出典文書
* * * * * * * * *
文化的障壁のほかにもう1つ、規格という障壁もありました。電装部品を組み込んだ便器には、火傷や火災などの危険が伴いますから、便器の開発では様々なシーンに対応できる安全システムの完備が宿命づけられています。今年4月、TOTOが発煙・発火事故の可能性がある温水洗浄便座の無料点検・修理を発表したことは、慎重な安全確保の大切さを浮き彫りにしたと言えるでしょう。 これは海外でも同じで、便器に限らず、商品を各国の規格に合わせる関門は、必ず通り抜けなければなりません。便器の場合は、さらにハンディキャップがありました。暖房便座一つ取ってみても、もともと海外にはなかったものですから、日本メーカーは各国に働きかけて規格を策定したそうです。特に、世界中の規格をまとめて国際標準化する作業は大変で、1990年代半ばから着手して、2002年にようやく規格がまとまったと言います。
* * * * * * * * *
解答する設問
1 - 上の便器の規格に関する文章について、次の問いにそれぞれ答えなさい。
(a) 今年4月にTOTOが発表したのは何か。
(b) 暖房便座について、日本メーカーは各国に対して何をしたか。
(c) 世界中の規格を国際標準化する作業は、何年にようやくまとまったか。
2 - 上の便器の規格に関する文章のうち、「文化的障壁のほかにもう1つ、」で始まり「規格がまとまったと言います。」までの部分を、一字一句そのまま書き写しなさい。
この後の記録は、上の文章とは別の出典から取られたものである。

抽出データ
* * * * * * * * *
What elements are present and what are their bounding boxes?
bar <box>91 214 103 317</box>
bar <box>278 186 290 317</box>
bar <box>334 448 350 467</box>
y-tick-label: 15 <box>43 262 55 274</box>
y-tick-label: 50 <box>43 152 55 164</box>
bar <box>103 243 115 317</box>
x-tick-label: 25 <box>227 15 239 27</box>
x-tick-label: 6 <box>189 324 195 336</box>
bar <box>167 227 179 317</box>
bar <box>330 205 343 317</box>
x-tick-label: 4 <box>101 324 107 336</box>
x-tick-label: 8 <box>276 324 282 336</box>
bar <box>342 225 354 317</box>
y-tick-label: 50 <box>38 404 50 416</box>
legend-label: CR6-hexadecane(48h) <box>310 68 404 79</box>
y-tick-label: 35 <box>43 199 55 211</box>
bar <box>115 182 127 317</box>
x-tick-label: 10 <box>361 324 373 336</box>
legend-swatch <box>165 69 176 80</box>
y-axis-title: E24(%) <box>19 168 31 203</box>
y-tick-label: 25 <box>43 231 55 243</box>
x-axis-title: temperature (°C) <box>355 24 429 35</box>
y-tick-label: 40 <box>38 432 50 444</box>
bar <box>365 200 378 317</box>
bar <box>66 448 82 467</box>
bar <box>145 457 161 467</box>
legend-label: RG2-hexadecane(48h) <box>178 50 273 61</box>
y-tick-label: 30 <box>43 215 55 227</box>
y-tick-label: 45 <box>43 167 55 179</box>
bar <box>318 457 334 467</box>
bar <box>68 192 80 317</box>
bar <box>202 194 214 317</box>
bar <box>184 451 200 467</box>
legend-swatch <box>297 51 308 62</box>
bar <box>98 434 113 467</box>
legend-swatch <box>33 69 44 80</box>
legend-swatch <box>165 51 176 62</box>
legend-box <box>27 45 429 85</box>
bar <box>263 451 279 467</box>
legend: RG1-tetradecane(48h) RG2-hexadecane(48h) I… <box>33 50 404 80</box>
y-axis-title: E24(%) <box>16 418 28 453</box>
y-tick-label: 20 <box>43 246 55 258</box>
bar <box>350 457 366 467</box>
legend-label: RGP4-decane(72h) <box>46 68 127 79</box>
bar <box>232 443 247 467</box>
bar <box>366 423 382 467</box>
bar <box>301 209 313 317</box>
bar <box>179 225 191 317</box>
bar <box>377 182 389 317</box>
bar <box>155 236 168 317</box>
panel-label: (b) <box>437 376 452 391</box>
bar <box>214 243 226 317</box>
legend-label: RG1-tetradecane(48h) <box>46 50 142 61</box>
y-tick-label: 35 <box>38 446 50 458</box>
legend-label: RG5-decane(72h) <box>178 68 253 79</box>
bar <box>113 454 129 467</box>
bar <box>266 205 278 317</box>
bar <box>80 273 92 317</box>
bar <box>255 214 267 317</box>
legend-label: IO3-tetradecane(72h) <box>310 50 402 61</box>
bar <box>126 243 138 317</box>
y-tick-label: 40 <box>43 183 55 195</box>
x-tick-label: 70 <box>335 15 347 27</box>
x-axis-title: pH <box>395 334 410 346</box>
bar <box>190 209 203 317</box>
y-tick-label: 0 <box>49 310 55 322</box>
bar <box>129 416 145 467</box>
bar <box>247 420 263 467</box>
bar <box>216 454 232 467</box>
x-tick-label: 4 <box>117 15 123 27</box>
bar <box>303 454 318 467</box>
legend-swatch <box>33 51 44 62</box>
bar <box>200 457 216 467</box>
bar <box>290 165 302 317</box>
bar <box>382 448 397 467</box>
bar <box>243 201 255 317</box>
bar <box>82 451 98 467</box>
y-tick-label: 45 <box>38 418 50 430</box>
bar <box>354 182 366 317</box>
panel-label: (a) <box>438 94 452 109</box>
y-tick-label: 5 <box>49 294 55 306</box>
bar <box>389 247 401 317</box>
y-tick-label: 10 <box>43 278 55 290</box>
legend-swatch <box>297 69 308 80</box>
* * * * * * * * *
解答一覧
1 -
(a) 発煙・発火事故の可能性がある温水洗浄便座の無料点検・修理
(b) 各国に働きかけて規格を策定した。
(c) 2002年

2 -
文化的障壁のほかにもう1つ、規格という障壁もありました。電装部品を組み込んだ便器には、火傷や火災などの危険が伴いますから、便器の開発では様々なシーンに対応できる安全システムの完備が宿命づけられています。今年4月、TOTOが発煙・発火事故の可能性がある温水洗浄便座の無料点検・修理を発表したことは、慎重な安全確保の大切さを浮き彫りにしたと言えるでしょう。 これは海外でも同じで、便器に限らず、商品を各国の規格に合わせる関門は、必ず通り抜けなければなりません。便器の場合は、さらにハンディキャップがありました。暖房便座一つ取ってみても、もともと海外にはなかったものですから、日本メーカーは各国に働きかけて規格を策定したそうです。特に、世界中の規格をまとめて国際標準化する作業は大変で、1990年代半ばから着手して、2002年にようやく規格がまとまったと言います。